* _Exercise aim_:
Gather each line in the records below that contains the word "extruder", and copy those lines.

* _Data section_:

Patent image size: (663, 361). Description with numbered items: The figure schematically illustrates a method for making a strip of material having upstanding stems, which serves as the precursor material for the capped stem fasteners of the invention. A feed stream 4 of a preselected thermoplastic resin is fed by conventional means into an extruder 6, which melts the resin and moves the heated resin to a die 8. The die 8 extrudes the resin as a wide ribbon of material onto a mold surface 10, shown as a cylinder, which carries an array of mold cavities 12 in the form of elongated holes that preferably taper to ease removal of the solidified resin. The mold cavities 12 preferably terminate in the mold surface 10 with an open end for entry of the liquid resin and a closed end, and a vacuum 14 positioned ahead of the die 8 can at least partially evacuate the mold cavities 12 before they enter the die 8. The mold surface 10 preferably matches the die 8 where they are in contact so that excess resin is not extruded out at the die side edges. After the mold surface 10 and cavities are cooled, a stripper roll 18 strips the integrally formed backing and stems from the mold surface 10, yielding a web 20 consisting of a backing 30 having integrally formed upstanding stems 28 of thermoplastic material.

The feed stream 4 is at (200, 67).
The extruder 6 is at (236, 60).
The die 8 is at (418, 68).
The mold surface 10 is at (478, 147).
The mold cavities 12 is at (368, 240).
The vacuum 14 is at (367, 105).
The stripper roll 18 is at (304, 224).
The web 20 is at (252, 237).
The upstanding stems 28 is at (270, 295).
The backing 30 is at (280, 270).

* _Output for this exercise_:
Patent image size: (663, 361). Description with numbered items: The figure schematically illustrates a method for making a strip of material having upstanding stems, which serves as the precursor material for the capped stem fasteners of the invention. A feed stream 4 of a preselected thermoplastic resin is fed by conventional means into an extruder 6, which melts the resin and moves the heated resin to a die 8. The die 8 extrudes the resin as a wide ribbon of material onto a mold surface 10, shown as a cylinder, which carries an array of mold cavities 12 in the form of elongated holes that preferably taper to ease removal of the solidified resin. The mold cavities 12 preferably terminate in the mold surface 10 with an open end for entry of the liquid resin and a closed end, and a vacuum 14 positioned ahead of the die 8 can at least partially evacuate the mold cavities 12 before they enter the die 8. The mold surface 10 preferably matches the die 8 where they are in contact so that excess resin is not extruded out at the die side edges. After the mold surface 10 and cavities are cooled, a stripper roll 18 strips the integrally formed backing and stems from the mold surface 10, yielding a web 20 consisting of a backing 30 having integrally formed upstanding stems 28 of thermoplastic material.
The extruder 6 is at (236, 60).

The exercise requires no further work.